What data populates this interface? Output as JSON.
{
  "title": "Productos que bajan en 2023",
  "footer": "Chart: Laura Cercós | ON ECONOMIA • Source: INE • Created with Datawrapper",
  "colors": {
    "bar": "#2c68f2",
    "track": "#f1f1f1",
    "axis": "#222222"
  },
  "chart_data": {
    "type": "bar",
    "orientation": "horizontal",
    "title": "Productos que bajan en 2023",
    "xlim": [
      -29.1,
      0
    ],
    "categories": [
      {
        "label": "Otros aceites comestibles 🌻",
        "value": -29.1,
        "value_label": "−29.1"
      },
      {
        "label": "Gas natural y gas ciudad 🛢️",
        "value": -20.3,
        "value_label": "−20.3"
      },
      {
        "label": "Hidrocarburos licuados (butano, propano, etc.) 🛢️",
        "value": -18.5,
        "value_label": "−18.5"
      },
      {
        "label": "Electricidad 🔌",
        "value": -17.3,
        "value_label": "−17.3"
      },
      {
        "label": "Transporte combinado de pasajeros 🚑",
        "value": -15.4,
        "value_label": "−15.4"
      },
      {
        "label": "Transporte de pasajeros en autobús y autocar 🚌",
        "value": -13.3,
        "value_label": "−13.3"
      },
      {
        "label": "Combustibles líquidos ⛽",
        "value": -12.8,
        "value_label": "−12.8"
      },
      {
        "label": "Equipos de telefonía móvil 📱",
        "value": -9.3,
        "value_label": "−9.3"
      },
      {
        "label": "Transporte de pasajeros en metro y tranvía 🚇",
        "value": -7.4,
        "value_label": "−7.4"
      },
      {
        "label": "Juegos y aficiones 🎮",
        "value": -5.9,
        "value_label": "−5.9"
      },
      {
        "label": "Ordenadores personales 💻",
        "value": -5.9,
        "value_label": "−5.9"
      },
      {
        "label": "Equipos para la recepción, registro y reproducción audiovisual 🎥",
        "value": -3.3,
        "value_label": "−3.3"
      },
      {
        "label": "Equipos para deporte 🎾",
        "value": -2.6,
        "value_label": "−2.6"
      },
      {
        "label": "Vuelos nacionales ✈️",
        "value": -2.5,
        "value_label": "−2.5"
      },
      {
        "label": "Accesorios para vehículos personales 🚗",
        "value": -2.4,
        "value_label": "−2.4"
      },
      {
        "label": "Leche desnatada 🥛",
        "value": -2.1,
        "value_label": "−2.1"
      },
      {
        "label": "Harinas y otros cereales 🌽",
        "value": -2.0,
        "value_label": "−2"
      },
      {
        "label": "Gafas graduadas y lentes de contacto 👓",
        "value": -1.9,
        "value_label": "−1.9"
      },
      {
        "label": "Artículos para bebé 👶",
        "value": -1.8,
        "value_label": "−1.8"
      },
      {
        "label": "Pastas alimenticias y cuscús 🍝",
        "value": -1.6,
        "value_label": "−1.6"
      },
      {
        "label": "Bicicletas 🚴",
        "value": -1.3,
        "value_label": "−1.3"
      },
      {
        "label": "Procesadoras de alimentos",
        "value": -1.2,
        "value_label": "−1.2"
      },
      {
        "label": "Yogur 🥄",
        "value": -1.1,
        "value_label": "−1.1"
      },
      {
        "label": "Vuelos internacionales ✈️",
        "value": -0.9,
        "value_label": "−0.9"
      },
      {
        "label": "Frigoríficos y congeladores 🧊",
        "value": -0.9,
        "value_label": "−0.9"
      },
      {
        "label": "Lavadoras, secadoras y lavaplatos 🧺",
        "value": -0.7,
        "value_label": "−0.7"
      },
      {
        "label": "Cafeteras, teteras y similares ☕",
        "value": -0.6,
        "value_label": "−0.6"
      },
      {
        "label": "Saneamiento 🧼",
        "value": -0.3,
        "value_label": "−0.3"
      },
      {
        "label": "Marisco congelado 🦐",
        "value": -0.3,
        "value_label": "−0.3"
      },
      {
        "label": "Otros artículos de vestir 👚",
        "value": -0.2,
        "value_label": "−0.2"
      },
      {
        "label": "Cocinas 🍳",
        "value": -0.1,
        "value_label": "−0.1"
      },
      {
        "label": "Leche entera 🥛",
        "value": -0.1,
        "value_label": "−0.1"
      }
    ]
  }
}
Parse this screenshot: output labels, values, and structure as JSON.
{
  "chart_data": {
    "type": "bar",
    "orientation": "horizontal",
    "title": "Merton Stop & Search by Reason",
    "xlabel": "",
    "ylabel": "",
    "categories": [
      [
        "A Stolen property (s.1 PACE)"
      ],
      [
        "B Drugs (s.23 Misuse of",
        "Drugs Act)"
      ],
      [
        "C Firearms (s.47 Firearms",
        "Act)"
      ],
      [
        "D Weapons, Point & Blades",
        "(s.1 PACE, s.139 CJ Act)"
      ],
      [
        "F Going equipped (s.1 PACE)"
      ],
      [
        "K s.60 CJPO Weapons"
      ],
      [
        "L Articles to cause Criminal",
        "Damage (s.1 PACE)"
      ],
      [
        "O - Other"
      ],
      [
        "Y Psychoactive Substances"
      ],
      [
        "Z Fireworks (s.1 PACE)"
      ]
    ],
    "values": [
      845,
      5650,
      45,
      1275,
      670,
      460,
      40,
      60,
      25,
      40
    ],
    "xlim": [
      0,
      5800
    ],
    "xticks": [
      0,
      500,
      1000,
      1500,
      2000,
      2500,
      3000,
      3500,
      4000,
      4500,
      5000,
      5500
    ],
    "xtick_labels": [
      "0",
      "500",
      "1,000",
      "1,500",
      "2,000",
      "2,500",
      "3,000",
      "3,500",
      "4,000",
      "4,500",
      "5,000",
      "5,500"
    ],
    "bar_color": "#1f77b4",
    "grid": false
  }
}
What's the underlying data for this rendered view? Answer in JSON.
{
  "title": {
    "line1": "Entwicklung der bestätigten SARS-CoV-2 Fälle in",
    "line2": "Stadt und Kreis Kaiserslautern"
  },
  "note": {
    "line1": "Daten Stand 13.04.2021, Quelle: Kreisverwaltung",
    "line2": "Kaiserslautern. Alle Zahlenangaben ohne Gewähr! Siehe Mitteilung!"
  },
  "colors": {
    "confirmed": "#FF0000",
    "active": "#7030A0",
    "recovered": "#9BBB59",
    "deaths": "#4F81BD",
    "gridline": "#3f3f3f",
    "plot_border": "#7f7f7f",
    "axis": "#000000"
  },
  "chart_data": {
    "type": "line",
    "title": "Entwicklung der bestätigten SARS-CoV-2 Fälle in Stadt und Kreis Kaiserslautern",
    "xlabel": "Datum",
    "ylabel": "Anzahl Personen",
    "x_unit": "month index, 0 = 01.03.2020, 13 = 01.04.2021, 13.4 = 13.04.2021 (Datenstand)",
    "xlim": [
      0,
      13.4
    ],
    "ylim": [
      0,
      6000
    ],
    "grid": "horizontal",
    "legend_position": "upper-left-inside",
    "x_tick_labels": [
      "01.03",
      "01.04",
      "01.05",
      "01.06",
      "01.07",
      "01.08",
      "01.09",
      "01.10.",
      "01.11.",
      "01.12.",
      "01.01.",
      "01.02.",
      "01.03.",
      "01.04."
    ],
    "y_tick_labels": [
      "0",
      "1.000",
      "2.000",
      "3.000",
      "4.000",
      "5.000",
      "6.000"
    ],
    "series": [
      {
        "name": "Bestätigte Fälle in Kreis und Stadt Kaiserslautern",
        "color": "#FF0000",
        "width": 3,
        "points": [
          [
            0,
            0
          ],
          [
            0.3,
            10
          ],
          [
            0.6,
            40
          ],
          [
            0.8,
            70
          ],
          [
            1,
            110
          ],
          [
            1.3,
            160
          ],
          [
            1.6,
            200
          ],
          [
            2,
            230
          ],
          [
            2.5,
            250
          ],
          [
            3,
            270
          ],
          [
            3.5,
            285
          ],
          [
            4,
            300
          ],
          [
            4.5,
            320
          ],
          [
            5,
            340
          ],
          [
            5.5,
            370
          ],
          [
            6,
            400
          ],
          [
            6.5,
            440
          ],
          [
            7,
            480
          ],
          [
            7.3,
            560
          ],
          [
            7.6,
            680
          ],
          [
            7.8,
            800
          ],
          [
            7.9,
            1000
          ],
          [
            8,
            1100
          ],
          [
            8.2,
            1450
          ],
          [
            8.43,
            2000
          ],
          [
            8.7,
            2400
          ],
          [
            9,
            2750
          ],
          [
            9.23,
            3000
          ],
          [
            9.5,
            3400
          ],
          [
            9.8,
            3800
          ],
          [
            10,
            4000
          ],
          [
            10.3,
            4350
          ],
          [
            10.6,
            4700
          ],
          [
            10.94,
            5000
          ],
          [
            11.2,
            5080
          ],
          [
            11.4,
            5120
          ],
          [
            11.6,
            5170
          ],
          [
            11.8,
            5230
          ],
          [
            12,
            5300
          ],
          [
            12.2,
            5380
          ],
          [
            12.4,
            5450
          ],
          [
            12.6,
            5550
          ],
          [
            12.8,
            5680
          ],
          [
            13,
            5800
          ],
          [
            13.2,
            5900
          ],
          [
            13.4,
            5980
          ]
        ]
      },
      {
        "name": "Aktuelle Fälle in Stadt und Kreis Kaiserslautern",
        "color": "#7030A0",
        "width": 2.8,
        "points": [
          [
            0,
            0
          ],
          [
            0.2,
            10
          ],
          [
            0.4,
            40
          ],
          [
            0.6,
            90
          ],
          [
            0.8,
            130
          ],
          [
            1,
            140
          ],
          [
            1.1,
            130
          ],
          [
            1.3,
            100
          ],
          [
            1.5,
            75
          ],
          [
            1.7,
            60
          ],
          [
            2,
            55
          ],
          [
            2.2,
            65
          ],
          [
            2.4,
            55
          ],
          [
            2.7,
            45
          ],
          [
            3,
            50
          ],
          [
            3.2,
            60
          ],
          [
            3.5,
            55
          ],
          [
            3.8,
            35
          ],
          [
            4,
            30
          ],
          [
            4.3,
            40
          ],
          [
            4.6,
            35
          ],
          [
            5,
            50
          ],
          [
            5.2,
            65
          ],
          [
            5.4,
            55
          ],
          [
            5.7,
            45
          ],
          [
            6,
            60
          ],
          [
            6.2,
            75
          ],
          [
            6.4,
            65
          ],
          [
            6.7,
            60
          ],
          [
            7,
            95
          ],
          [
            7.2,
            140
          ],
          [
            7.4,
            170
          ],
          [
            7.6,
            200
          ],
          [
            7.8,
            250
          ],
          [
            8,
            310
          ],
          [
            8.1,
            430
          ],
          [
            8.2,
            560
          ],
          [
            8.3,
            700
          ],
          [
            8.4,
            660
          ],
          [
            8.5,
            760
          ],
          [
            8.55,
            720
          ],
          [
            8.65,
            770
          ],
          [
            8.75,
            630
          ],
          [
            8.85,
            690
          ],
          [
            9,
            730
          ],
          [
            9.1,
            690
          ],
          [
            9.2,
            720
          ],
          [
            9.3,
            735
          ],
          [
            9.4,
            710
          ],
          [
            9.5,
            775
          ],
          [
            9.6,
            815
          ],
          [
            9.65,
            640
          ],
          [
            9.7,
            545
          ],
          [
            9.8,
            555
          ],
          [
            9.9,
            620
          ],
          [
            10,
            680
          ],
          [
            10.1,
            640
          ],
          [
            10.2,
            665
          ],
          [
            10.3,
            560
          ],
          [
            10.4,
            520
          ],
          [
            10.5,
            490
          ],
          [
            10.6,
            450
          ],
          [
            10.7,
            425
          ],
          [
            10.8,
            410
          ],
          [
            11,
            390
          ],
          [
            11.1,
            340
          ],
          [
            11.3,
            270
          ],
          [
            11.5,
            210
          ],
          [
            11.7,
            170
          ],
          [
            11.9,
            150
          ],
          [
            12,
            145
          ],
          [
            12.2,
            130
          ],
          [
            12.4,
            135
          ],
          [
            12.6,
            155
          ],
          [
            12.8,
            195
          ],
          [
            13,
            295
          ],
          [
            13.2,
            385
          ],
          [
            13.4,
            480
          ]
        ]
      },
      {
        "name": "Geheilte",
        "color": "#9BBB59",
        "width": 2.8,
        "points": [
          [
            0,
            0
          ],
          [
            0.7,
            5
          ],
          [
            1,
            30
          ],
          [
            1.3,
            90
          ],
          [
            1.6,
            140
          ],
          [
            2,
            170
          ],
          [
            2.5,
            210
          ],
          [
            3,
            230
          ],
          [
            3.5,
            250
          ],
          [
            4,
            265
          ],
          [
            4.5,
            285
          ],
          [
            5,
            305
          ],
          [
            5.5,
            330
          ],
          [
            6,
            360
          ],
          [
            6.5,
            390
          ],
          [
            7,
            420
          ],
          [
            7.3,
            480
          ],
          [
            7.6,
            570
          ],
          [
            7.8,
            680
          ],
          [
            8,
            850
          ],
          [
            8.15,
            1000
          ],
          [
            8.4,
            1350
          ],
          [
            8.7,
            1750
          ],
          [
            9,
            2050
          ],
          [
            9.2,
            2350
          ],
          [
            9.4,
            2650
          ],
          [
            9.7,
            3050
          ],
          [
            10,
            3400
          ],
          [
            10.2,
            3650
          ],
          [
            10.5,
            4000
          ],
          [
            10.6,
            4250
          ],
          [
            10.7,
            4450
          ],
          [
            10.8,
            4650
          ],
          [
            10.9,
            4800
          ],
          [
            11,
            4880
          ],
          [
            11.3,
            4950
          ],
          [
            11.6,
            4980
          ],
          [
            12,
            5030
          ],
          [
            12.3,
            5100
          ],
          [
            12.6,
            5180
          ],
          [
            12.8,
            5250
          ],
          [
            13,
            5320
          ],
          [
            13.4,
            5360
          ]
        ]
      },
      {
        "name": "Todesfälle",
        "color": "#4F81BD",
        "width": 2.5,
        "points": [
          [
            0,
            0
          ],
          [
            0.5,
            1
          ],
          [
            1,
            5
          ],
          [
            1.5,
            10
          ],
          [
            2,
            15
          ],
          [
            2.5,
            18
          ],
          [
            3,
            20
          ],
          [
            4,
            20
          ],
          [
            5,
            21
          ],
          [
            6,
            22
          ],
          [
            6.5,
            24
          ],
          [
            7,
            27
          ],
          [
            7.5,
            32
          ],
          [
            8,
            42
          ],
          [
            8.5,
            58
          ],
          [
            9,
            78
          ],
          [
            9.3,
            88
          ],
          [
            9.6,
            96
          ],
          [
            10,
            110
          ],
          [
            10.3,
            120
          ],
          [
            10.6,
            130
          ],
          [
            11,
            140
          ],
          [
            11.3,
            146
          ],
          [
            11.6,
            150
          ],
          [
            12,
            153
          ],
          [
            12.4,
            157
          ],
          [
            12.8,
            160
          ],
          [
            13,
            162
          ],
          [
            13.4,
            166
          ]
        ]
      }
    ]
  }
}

# Directions for this task
State how many lines of the listing include "personales", and nothing more.

# Response to this exercise
2